Listed records:
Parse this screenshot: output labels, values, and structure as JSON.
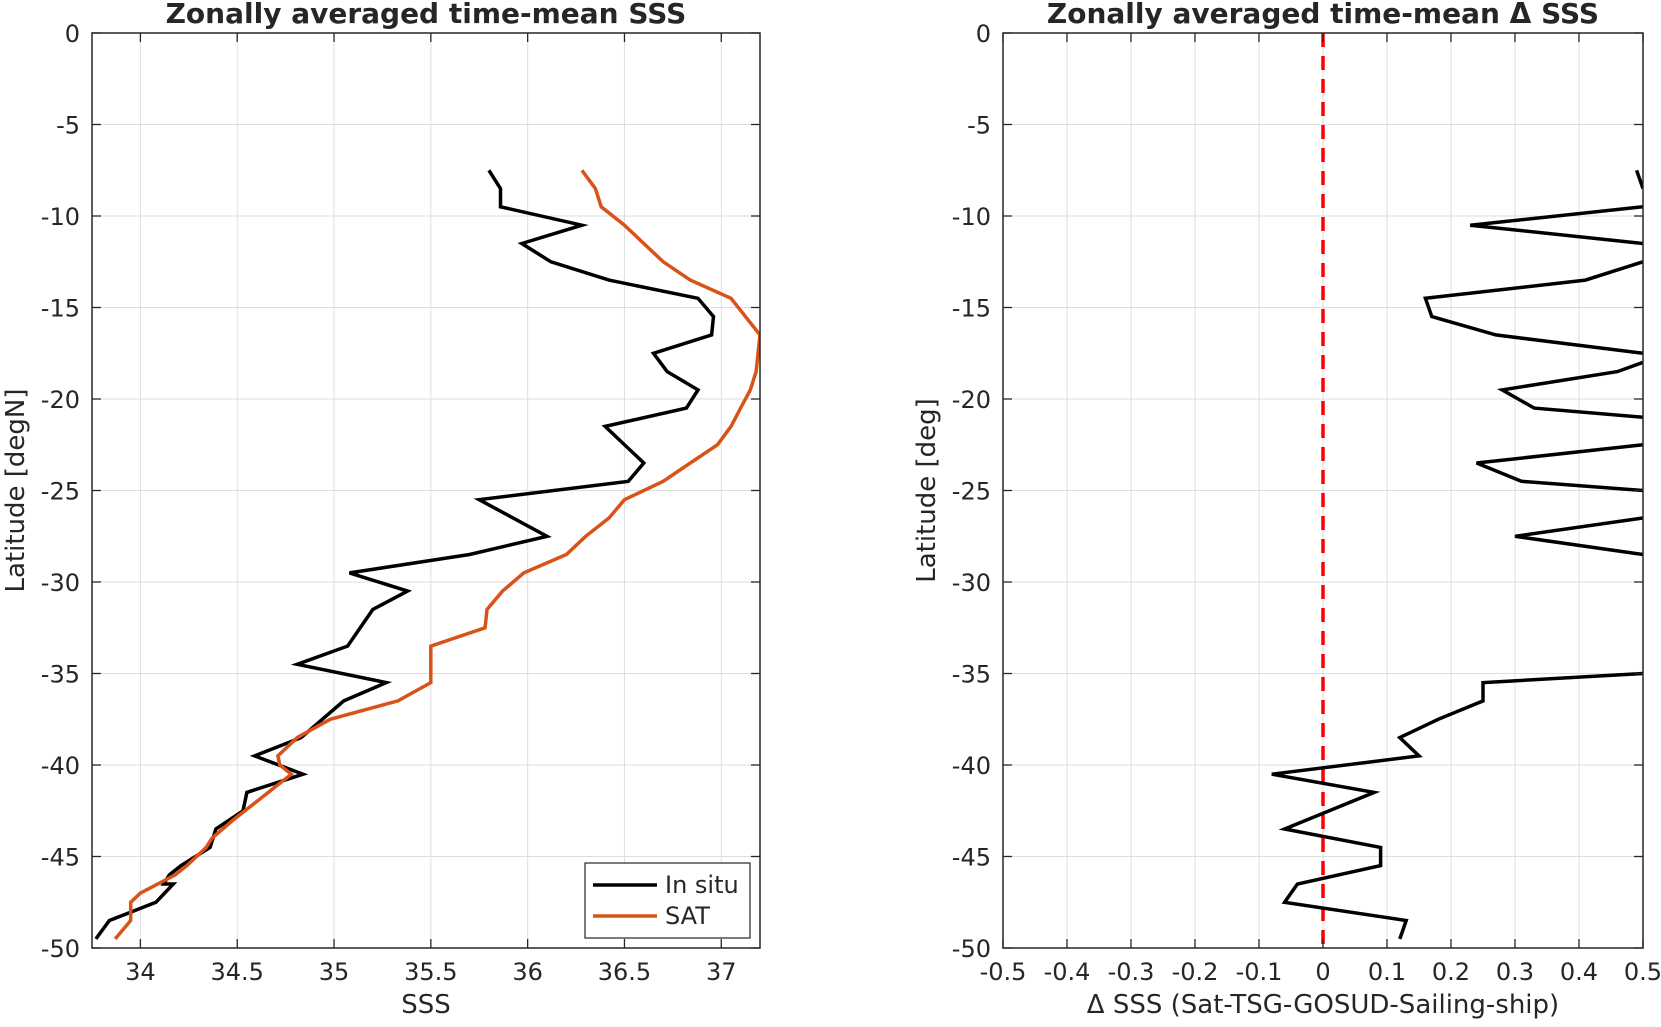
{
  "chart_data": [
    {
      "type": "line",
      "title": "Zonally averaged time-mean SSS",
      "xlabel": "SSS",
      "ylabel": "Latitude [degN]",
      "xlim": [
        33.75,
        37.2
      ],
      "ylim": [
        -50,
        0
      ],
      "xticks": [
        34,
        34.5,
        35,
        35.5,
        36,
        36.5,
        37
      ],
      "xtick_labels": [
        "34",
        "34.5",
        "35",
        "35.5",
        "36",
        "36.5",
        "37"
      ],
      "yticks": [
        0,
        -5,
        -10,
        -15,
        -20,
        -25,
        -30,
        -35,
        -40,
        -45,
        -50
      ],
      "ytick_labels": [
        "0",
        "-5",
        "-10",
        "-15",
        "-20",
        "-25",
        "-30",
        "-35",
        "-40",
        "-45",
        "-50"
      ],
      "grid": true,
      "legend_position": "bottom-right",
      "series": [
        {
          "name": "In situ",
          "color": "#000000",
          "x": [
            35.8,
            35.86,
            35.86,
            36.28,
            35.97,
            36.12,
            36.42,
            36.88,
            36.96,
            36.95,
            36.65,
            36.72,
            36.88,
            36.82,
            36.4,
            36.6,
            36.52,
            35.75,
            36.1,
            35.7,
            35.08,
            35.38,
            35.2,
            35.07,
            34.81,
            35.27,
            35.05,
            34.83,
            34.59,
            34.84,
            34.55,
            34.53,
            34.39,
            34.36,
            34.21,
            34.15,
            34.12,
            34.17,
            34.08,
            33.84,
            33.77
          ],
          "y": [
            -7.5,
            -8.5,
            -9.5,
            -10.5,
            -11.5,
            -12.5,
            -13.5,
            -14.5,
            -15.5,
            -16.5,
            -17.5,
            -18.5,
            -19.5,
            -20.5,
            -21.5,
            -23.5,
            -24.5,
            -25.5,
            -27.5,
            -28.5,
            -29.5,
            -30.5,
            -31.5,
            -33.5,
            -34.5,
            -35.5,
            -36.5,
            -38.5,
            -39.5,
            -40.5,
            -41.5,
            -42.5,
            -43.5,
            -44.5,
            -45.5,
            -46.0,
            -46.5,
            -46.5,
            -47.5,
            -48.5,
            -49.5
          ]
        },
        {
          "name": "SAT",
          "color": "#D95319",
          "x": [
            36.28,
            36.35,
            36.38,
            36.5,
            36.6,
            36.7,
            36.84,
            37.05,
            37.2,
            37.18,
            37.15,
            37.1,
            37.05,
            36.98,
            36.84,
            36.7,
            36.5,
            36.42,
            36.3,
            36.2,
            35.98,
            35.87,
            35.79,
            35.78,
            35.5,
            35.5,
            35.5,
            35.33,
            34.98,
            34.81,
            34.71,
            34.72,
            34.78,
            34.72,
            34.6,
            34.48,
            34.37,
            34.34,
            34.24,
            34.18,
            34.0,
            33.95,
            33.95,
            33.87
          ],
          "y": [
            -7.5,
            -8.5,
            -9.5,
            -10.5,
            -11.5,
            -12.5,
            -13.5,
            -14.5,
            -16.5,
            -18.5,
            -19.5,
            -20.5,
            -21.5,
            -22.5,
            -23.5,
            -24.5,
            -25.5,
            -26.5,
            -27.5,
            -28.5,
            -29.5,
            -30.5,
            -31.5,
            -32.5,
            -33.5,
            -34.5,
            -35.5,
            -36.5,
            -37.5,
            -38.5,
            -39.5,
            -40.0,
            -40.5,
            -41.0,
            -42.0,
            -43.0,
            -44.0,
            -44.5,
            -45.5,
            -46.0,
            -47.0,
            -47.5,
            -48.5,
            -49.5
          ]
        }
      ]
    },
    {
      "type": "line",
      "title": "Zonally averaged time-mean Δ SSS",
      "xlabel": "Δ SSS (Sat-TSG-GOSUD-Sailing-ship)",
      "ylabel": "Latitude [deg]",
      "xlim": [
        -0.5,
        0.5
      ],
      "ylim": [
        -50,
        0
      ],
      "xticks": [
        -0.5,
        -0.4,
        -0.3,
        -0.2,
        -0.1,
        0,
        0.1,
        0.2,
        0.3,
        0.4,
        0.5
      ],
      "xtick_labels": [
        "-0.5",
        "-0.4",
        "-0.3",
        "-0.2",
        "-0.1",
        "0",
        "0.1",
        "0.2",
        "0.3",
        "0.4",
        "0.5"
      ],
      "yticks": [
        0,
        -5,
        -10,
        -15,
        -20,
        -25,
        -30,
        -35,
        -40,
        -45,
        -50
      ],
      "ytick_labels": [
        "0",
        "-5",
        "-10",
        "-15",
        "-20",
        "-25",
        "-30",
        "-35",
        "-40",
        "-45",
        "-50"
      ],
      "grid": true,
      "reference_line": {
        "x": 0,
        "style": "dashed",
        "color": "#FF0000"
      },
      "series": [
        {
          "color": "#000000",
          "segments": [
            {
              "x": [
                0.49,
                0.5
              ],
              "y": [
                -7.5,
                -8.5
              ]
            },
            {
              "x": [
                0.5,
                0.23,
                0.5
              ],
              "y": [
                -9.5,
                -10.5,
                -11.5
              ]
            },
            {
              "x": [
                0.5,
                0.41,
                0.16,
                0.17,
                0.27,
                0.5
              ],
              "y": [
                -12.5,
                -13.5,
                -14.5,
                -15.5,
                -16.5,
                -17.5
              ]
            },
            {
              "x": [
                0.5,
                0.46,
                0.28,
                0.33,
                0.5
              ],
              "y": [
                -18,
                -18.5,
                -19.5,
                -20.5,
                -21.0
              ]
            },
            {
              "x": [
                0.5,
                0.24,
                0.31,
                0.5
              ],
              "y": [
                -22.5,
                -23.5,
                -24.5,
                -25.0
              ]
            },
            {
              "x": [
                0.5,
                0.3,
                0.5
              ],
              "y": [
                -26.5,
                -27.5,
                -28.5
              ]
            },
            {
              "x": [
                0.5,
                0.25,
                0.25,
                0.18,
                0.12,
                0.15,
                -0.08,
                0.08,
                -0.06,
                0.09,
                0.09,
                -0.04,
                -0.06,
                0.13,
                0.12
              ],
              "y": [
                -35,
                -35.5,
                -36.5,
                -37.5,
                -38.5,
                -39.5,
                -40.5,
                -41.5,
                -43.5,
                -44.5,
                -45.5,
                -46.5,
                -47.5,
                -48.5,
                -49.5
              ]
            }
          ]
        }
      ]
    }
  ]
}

==

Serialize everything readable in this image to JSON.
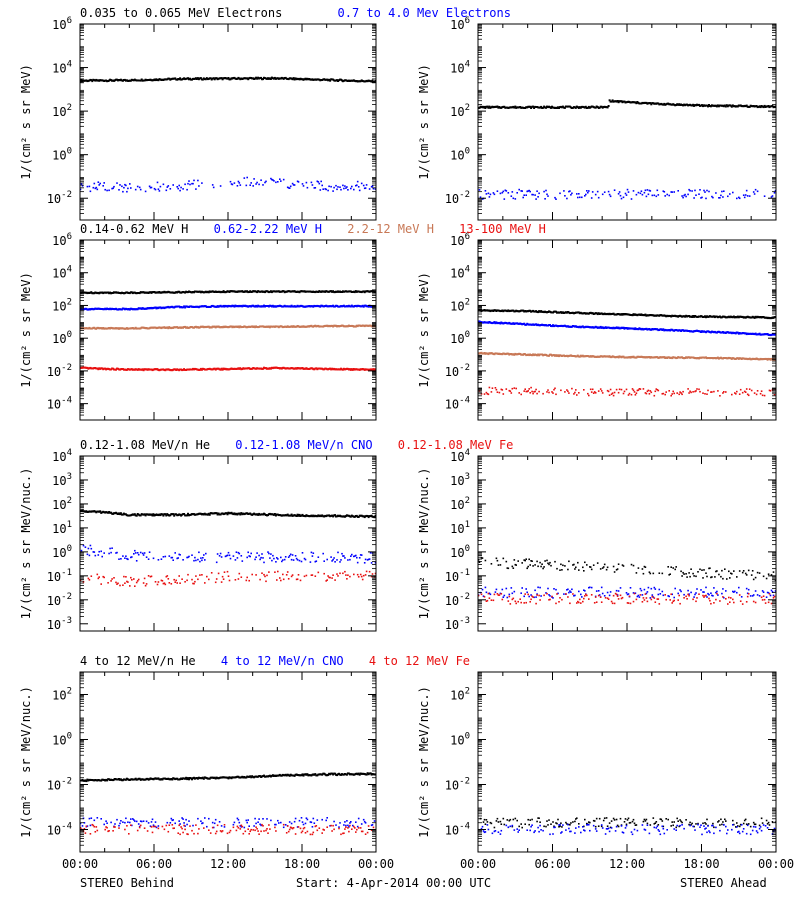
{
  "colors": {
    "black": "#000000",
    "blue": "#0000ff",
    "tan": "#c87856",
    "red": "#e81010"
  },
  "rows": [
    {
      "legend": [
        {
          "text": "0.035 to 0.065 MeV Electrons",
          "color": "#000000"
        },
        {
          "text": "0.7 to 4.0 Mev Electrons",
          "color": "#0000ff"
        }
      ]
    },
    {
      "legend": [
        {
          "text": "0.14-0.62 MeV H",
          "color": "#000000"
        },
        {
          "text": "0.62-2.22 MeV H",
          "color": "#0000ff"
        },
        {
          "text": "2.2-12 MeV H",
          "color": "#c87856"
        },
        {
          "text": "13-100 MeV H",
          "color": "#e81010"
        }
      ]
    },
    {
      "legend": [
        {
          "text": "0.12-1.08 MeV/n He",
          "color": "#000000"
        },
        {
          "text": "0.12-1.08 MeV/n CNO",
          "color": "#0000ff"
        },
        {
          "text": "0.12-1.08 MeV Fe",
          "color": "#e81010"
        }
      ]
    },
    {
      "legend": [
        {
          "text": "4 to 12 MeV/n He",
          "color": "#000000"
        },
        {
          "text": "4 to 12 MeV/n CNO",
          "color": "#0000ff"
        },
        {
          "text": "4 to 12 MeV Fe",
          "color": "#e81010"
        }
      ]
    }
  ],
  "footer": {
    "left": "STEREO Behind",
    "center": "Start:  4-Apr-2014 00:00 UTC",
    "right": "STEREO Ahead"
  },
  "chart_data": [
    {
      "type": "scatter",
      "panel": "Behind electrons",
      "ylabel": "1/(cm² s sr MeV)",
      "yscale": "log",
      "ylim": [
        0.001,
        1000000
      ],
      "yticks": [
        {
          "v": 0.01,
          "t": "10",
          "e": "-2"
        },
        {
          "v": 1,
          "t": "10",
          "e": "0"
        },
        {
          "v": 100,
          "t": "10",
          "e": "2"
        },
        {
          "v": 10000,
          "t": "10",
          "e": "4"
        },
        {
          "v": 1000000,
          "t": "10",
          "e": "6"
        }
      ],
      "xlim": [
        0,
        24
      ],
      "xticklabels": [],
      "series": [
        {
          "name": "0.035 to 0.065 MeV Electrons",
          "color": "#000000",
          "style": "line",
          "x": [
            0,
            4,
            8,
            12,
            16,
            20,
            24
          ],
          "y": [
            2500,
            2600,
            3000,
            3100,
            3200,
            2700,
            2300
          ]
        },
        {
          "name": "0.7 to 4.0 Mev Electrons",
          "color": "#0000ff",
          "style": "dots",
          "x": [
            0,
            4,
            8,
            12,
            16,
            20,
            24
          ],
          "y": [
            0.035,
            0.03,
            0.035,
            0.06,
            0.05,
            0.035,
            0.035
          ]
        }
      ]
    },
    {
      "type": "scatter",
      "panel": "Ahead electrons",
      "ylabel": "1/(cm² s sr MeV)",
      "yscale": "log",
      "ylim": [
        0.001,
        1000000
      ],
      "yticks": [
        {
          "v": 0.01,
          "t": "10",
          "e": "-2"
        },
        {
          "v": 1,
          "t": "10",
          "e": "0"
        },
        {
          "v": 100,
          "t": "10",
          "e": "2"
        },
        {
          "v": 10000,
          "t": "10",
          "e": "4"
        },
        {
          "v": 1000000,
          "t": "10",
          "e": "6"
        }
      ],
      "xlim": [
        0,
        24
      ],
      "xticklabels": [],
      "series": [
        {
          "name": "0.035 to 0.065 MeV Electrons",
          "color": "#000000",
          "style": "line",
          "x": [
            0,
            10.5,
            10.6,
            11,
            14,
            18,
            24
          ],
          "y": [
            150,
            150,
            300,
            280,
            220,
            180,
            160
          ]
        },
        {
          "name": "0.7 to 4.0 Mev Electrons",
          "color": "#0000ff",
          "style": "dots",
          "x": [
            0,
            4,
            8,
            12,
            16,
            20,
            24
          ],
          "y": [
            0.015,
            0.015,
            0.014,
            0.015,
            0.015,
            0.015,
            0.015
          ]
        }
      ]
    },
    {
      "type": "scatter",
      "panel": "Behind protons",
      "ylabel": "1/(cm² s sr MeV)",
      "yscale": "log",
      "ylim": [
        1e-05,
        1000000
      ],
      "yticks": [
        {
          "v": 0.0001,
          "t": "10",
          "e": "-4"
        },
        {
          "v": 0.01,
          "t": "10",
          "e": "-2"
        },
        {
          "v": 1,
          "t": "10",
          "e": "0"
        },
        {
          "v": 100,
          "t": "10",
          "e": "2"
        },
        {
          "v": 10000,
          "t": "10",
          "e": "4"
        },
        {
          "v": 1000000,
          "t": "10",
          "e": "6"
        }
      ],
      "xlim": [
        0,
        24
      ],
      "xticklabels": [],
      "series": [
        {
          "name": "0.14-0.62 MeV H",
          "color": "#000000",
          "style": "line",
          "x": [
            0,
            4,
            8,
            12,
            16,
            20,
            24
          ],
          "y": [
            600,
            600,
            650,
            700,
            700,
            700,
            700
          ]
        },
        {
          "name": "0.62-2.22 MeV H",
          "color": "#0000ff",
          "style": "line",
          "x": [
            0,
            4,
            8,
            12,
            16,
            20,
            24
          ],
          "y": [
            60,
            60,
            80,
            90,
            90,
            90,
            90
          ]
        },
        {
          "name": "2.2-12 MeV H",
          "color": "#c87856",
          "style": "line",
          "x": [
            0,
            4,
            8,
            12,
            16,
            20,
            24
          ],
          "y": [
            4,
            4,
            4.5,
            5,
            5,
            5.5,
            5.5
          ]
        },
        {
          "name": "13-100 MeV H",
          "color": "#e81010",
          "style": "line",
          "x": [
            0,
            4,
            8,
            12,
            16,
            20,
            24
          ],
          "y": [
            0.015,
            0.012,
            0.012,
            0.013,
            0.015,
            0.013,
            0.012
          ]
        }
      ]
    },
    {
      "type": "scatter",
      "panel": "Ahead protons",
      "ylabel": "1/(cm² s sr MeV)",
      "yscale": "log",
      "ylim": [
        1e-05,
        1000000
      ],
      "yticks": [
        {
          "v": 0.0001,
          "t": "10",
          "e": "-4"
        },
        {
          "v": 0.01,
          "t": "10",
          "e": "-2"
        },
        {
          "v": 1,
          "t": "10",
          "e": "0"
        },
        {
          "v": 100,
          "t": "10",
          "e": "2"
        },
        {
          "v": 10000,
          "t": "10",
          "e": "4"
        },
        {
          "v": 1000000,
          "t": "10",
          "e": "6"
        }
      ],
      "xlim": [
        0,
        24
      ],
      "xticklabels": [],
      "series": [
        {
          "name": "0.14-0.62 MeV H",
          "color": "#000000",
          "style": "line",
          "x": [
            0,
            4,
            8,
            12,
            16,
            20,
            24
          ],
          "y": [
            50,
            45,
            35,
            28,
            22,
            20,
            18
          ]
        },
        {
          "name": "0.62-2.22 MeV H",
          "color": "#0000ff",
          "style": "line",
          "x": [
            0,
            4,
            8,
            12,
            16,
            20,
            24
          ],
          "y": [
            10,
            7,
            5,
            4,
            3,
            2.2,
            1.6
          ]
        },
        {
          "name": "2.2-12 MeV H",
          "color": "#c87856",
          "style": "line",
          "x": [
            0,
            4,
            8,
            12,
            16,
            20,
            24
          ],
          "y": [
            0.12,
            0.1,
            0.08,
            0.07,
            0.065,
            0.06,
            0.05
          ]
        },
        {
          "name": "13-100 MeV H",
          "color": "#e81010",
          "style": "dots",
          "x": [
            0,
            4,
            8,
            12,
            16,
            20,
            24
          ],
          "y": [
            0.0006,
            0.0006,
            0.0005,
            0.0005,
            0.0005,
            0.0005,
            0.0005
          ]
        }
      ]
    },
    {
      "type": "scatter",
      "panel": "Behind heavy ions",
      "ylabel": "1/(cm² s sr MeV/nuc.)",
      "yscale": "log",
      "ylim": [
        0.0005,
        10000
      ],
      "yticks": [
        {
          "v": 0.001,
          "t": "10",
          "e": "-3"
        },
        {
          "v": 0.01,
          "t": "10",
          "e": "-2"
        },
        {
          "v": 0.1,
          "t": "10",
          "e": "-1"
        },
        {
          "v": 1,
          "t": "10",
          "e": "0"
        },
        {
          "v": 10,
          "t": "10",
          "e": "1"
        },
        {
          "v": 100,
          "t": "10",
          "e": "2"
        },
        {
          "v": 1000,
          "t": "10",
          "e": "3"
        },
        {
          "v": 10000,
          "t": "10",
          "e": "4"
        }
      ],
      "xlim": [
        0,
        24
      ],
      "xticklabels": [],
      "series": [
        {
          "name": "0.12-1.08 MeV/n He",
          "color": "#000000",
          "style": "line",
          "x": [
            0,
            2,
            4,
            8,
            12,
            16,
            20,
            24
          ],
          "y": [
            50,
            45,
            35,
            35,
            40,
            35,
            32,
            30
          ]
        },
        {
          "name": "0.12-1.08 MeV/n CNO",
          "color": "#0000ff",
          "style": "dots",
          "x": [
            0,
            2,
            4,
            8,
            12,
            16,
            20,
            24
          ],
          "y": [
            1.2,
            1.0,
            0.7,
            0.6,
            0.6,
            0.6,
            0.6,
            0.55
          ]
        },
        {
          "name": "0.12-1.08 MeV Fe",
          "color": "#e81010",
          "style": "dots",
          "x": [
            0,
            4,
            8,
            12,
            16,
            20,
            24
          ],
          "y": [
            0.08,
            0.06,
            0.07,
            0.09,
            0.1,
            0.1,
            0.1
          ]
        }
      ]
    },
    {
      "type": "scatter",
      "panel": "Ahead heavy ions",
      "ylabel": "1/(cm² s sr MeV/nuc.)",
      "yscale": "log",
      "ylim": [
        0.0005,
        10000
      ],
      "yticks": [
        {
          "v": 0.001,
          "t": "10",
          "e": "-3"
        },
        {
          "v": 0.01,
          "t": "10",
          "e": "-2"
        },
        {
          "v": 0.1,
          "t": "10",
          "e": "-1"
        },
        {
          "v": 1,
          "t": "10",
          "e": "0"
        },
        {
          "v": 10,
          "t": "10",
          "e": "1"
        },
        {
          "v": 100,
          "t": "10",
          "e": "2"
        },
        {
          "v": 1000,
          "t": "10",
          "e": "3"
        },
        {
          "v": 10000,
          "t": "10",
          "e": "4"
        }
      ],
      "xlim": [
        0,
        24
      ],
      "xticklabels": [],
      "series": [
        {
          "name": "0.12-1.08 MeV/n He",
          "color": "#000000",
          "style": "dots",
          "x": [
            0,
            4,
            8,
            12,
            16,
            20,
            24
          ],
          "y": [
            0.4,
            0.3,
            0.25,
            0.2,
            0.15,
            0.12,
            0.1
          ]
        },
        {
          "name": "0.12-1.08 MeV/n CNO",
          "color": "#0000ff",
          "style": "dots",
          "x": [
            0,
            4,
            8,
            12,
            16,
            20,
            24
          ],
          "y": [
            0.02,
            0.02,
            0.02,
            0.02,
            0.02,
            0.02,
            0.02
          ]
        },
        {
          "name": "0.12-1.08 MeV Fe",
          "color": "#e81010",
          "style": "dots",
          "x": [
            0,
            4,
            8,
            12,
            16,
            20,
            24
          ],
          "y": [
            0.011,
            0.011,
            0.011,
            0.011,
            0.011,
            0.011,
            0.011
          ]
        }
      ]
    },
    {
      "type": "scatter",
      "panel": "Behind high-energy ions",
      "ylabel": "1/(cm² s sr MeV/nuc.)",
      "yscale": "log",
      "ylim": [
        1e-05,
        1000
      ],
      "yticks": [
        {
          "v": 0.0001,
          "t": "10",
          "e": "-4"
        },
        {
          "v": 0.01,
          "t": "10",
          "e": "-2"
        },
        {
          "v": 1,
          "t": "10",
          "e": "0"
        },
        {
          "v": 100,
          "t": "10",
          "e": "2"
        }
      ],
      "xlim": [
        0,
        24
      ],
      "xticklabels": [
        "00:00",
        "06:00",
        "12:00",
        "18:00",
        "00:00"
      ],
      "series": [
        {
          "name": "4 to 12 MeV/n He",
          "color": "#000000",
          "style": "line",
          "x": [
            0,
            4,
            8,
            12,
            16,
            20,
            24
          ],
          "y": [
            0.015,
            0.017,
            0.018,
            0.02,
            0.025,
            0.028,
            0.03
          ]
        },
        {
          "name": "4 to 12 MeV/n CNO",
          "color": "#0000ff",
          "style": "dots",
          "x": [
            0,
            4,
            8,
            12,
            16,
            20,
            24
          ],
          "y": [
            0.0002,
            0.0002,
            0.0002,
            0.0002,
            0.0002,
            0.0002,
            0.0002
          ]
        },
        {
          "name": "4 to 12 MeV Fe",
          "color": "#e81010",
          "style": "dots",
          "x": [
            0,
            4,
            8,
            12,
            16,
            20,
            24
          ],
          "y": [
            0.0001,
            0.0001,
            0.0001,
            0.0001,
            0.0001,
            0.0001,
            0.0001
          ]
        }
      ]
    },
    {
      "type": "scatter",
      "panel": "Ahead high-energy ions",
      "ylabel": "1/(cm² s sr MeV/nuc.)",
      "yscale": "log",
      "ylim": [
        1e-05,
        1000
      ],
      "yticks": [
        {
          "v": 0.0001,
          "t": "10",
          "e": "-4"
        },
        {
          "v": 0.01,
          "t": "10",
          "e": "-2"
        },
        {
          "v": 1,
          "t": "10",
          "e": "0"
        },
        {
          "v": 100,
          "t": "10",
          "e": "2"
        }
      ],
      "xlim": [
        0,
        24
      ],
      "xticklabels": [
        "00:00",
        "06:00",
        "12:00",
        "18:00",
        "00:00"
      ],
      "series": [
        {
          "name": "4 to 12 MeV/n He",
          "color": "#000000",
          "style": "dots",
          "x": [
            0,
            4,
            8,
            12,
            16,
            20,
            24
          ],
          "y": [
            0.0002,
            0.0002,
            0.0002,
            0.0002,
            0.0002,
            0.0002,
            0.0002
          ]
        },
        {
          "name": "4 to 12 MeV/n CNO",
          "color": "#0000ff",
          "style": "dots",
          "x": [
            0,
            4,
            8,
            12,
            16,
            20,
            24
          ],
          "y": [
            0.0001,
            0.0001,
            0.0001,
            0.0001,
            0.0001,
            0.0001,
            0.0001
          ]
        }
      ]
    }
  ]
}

Work required:
Every line that holds the string "high" should be returned.

Correct answer:
      "panel": "Behind high-energy ions",
      "panel": "Ahead high-energy ions",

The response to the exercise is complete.